Directions for this task:
In your copy, repeat the records exactly and leave out the pictures.

(Data excerpts)
---
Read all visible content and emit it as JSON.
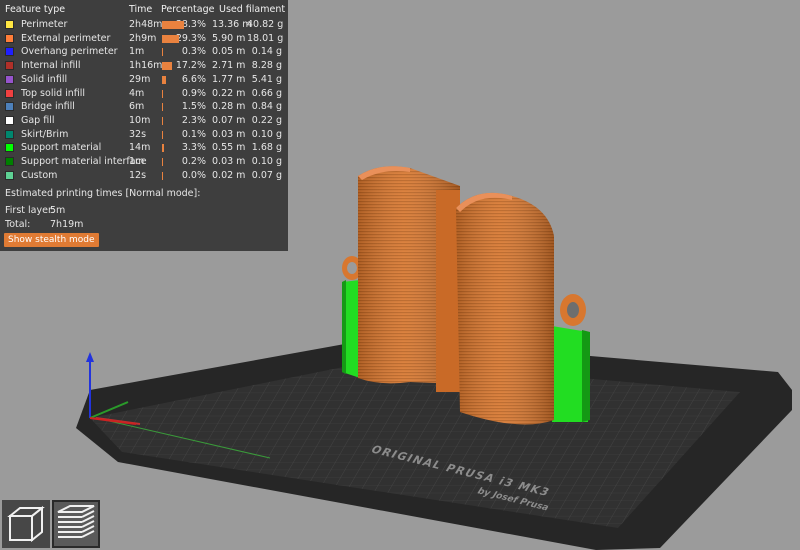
{
  "legend": {
    "headers": {
      "feature": "Feature type",
      "time": "Time",
      "percentage": "Percentage",
      "filament": "Used filament"
    },
    "rows": [
      {
        "name": "Perimeter",
        "time": "2h48m",
        "pct": "38.3%",
        "len": "13.36 m",
        "wt": "40.82 g",
        "color": "#ffe642",
        "fraction": 0.383
      },
      {
        "name": "External perimeter",
        "time": "2h9m",
        "pct": "29.3%",
        "len": "5.90 m",
        "wt": "18.01 g",
        "color": "#ff7d38",
        "fraction": 0.293
      },
      {
        "name": "Overhang perimeter",
        "time": "1m",
        "pct": "0.3%",
        "len": "0.05 m",
        "wt": "0.14 g",
        "color": "#1f1fff",
        "fraction": 0.003
      },
      {
        "name": "Internal infill",
        "time": "1h16m",
        "pct": "17.2%",
        "len": "2.71 m",
        "wt": "8.28 g",
        "color": "#b03029",
        "fraction": 0.172
      },
      {
        "name": "Solid infill",
        "time": "29m",
        "pct": "6.6%",
        "len": "1.77 m",
        "wt": "5.41 g",
        "color": "#9654cc",
        "fraction": 0.066
      },
      {
        "name": "Top solid infill",
        "time": "4m",
        "pct": "0.9%",
        "len": "0.22 m",
        "wt": "0.66 g",
        "color": "#f04040",
        "fraction": 0.009
      },
      {
        "name": "Bridge infill",
        "time": "6m",
        "pct": "1.5%",
        "len": "0.28 m",
        "wt": "0.84 g",
        "color": "#4d80ba",
        "fraction": 0.015
      },
      {
        "name": "Gap fill",
        "time": "10m",
        "pct": "2.3%",
        "len": "0.07 m",
        "wt": "0.22 g",
        "color": "#ffffff",
        "fraction": 0.023
      },
      {
        "name": "Skirt/Brim",
        "time": "32s",
        "pct": "0.1%",
        "len": "0.03 m",
        "wt": "0.10 g",
        "color": "#00876e",
        "fraction": 0.001
      },
      {
        "name": "Support material",
        "time": "14m",
        "pct": "3.3%",
        "len": "0.55 m",
        "wt": "1.68 g",
        "color": "#00ff00",
        "fraction": 0.033
      },
      {
        "name": "Support material interface",
        "time": "1m",
        "pct": "0.2%",
        "len": "0.03 m",
        "wt": "0.10 g",
        "color": "#008000",
        "fraction": 0.002
      },
      {
        "name": "Custom",
        "time": "12s",
        "pct": "0.0%",
        "len": "0.02 m",
        "wt": "0.07 g",
        "color": "#5ed194",
        "fraction": 0.0
      }
    ],
    "estimated_label": "Estimated printing times [Normal mode]:",
    "first_layer_label": "First layer:",
    "first_layer_value": "5m",
    "total_label": "Total:",
    "total_value": "7h19m",
    "stealth_button_label": "Show stealth mode"
  },
  "bed": {
    "brand_line1": "ORIGINAL PRUSA i3 MK3",
    "brand_line2": "by Josef Prusa"
  },
  "view_toolbar": {
    "icons": [
      "3d-view-icon",
      "preview-layers-icon"
    ]
  },
  "colors": {
    "model_orange": "#d97a34",
    "support_green": "#22e022",
    "bed_dark": "#2e2e2e",
    "accent_orange": "#e07b34"
  }
}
---
Complete output:
Read all visible content and emit it as JSON.
{
  "legend": {
    "headers": {
      "feature": "Feature type",
      "time": "Time",
      "percentage": "Percentage",
      "filament": "Used filament"
    },
    "rows": [
      {
        "name": "Perimeter",
        "time": "2h48m",
        "pct": "38.3%",
        "len": "13.36 m",
        "wt": "40.82 g",
        "color": "#ffe642",
        "fraction": 0.383
      },
      {
        "name": "External perimeter",
        "time": "2h9m",
        "pct": "29.3%",
        "len": "5.90 m",
        "wt": "18.01 g",
        "color": "#ff7d38",
        "fraction": 0.293
      },
      {
        "name": "Overhang perimeter",
        "time": "1m",
        "pct": "0.3%",
        "len": "0.05 m",
        "wt": "0.14 g",
        "color": "#1f1fff",
        "fraction": 0.003
      },
      {
        "name": "Internal infill",
        "time": "1h16m",
        "pct": "17.2%",
        "len": "2.71 m",
        "wt": "8.28 g",
        "color": "#b03029",
        "fraction": 0.172
      },
      {
        "name": "Solid infill",
        "time": "29m",
        "pct": "6.6%",
        "len": "1.77 m",
        "wt": "5.41 g",
        "color": "#9654cc",
        "fraction": 0.066
      },
      {
        "name": "Top solid infill",
        "time": "4m",
        "pct": "0.9%",
        "len": "0.22 m",
        "wt": "0.66 g",
        "color": "#f04040",
        "fraction": 0.009
      },
      {
        "name": "Bridge infill",
        "time": "6m",
        "pct": "1.5%",
        "len": "0.28 m",
        "wt": "0.84 g",
        "color": "#4d80ba",
        "fraction": 0.015
      },
      {
        "name": "Gap fill",
        "time": "10m",
        "pct": "2.3%",
        "len": "0.07 m",
        "wt": "0.22 g",
        "color": "#ffffff",
        "fraction": 0.023
      },
      {
        "name": "Skirt/Brim",
        "time": "32s",
        "pct": "0.1%",
        "len": "0.03 m",
        "wt": "0.10 g",
        "color": "#00876e",
        "fraction": 0.001
      },
      {
        "name": "Support material",
        "time": "14m",
        "pct": "3.3%",
        "len": "0.55 m",
        "wt": "1.68 g",
        "color": "#00ff00",
        "fraction": 0.033
      },
      {
        "name": "Support material interface",
        "time": "1m",
        "pct": "0.2%",
        "len": "0.03 m",
        "wt": "0.10 g",
        "color": "#008000",
        "fraction": 0.002
      },
      {
        "name": "Custom",
        "time": "12s",
        "pct": "0.0%",
        "len": "0.02 m",
        "wt": "0.07 g",
        "color": "#5ed194",
        "fraction": 0.0
      }
    ],
    "estimated_label": "Estimated printing times [Normal mode]:",
    "first_layer_label": "First layer:",
    "first_layer_value": "5m",
    "total_label": "Total:",
    "total_value": "7h19m",
    "stealth_button_label": "Show stealth mode"
  },
  "bed": {
    "brand_line1": "ORIGINAL PRUSA i3 MK3",
    "brand_line2": "by Josef Prusa"
  },
  "view_toolbar": {
    "icons": [
      "3d-view-icon",
      "preview-layers-icon"
    ]
  },
  "colors": {
    "model_orange": "#d97a34",
    "support_green": "#22e022",
    "bed_dark": "#2e2e2e",
    "accent_orange": "#e07b34"
  }
}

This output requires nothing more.